╭─ ENTRIES PROVIDED
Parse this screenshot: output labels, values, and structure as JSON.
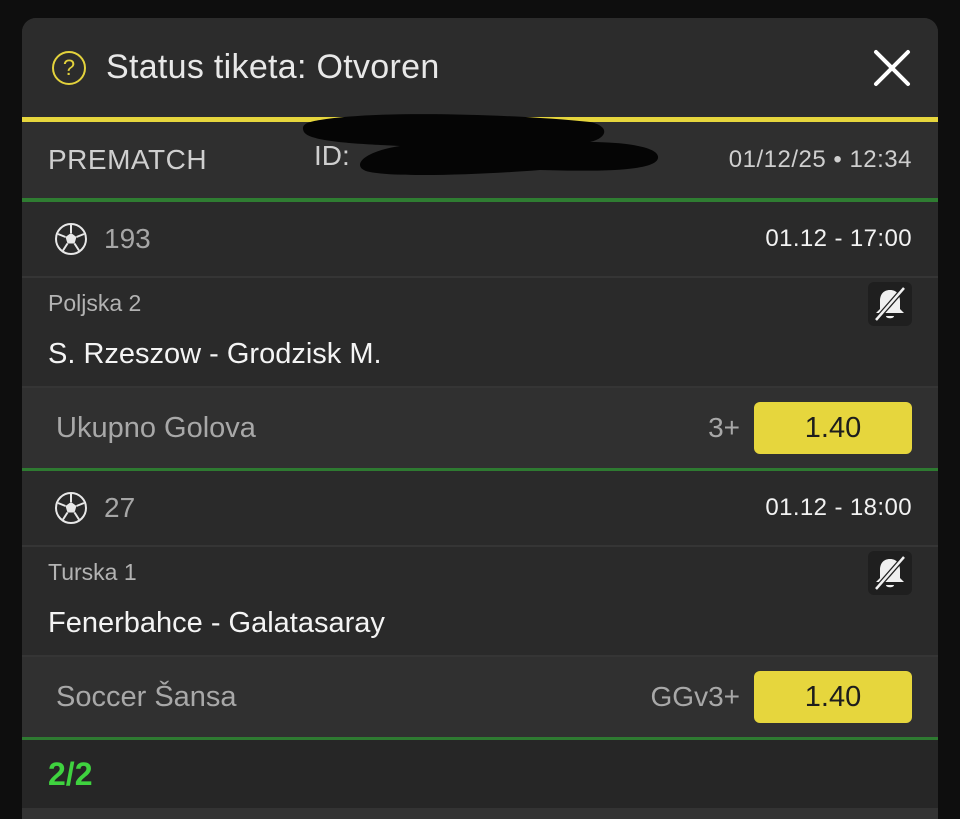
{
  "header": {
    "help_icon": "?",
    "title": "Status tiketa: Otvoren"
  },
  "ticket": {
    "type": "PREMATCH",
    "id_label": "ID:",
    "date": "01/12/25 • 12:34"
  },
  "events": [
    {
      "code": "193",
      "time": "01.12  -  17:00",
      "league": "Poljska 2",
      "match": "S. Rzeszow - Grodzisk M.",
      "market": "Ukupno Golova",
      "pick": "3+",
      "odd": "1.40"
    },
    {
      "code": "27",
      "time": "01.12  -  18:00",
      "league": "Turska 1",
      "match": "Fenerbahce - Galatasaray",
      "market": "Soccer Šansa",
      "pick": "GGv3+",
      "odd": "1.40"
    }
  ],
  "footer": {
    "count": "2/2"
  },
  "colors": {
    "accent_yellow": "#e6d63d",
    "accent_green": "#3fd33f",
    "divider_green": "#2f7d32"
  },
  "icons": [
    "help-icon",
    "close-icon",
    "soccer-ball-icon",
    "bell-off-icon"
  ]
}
╰─
◆ WHAT IS NEEDED ◆
Reproduce the data verbatim. Do not carry any picture into the copy.

◆ THE RESULT ◆
Parse this screenshot: output labels, values, and structure as JSON.
{
  "header": {
    "help_icon": "?",
    "title": "Status tiketa: Otvoren"
  },
  "ticket": {
    "type": "PREMATCH",
    "id_label": "ID:",
    "date": "01/12/25 • 12:34"
  },
  "events": [
    {
      "code": "193",
      "time": "01.12  -  17:00",
      "league": "Poljska 2",
      "match": "S. Rzeszow - Grodzisk M.",
      "market": "Ukupno Golova",
      "pick": "3+",
      "odd": "1.40"
    },
    {
      "code": "27",
      "time": "01.12  -  18:00",
      "league": "Turska 1",
      "match": "Fenerbahce - Galatasaray",
      "market": "Soccer Šansa",
      "pick": "GGv3+",
      "odd": "1.40"
    }
  ],
  "footer": {
    "count": "2/2"
  },
  "colors": {
    "accent_yellow": "#e6d63d",
    "accent_green": "#3fd33f",
    "divider_green": "#2f7d32"
  },
  "icons": [
    "help-icon",
    "close-icon",
    "soccer-ball-icon",
    "bell-off-icon"
  ]
}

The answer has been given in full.